Excerpt START

People in the Archers have ordinary jobs and normal day-to-day lives, and we’re enthralled if the wheat’s looking a bit iffy or the strawberry pickers from an eastern European country haven’t turned up and the crop is going to be ruined (sob!).
And, unlike most TV soaps, there are families with pets… cats, dogs and even llamas. More recently we’ve been introduced to Joe Grundy’s Bartleby, a lovable pony.
These pets are talked about, their likes and dislikes, and if they go missing or are sick, horrors! TV soaps only seem to have token animals.
The Archers is ingrained in British tradition, like roast beef and Yorkshire pudding, Stilton cheese and pork pies. It even featured in one of comedian Billy Connolly’s shows – oops, I’m giggling already! He suggested it would be more upbeat as a National Anthem than our current God Save the Queen, and it would be easier for immigrants to learn as there were no words, only dum-de-dum-de-dum-de-dum, dum-de-dum-de-dum-dum (blast, music’s going around in my head now, and will be there for the rest of the day and night).
Can you imagine our armed forces marching along quick time to The Archers theme tune?

Excerpt END
Data supplied START

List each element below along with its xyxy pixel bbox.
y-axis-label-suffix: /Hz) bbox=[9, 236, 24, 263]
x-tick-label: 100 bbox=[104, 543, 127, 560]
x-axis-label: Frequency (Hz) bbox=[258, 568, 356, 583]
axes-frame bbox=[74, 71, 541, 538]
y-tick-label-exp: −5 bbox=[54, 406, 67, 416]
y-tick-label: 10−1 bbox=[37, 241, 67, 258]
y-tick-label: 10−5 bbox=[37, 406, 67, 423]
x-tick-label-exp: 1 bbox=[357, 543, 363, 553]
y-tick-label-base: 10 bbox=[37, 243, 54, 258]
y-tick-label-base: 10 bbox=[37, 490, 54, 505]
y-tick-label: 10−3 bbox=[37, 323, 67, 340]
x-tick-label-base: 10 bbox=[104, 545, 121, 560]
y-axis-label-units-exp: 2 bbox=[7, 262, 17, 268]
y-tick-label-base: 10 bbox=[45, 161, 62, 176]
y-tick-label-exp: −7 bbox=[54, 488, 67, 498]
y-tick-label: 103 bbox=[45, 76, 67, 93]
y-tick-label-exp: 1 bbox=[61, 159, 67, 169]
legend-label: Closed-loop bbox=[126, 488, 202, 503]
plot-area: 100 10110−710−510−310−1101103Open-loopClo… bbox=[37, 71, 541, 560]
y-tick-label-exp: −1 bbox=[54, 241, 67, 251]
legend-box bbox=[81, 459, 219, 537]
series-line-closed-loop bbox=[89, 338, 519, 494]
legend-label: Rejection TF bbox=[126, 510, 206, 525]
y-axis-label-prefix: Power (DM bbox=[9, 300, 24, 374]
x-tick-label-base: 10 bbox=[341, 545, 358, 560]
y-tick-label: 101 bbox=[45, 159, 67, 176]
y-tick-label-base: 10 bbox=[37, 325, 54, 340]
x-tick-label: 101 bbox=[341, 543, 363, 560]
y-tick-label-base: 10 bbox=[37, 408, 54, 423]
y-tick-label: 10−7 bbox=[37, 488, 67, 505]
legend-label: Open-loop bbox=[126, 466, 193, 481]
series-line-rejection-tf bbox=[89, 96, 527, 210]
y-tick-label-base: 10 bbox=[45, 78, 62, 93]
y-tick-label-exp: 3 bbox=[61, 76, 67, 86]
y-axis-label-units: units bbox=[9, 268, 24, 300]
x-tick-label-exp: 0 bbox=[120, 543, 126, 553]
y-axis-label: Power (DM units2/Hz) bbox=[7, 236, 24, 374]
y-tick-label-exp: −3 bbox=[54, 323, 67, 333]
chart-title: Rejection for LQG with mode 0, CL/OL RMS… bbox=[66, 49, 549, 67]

Data supplied END

• Problem 1: In the Archers excerpt, what is the name of Joe Grundy's pony?
• Problem 2: Transcribe the stretch of the Archers excerpt from "These pets are" through "Archers theme tune?".
These records were drawn from a separate source.

• Exercise output 1: Bartleby

• Exercise output 2:
These pets are talked about, their likes and dislikes, and if they go missing or are sick, horrors! TV soaps only seem to have token animals.
The Archers is ingrained in British tradition, like roast beef and Yorkshire pudding, Stilton cheese and pork pies. It even featured in one of comedian Billy Connolly’s shows – oops, I’m giggling already! He suggested it would be more upbeat as a National Anthem than our current God Save the Queen, and it would be easier for immigrants to learn as there were no words, only dum-de-dum-de-dum-de-dum, dum-de-dum-de-dum-dum (blast, music’s going around in my head now, and will be there for the rest of the day and night).
Can you imagine our armed forces marching along quick time to The Archers theme tune?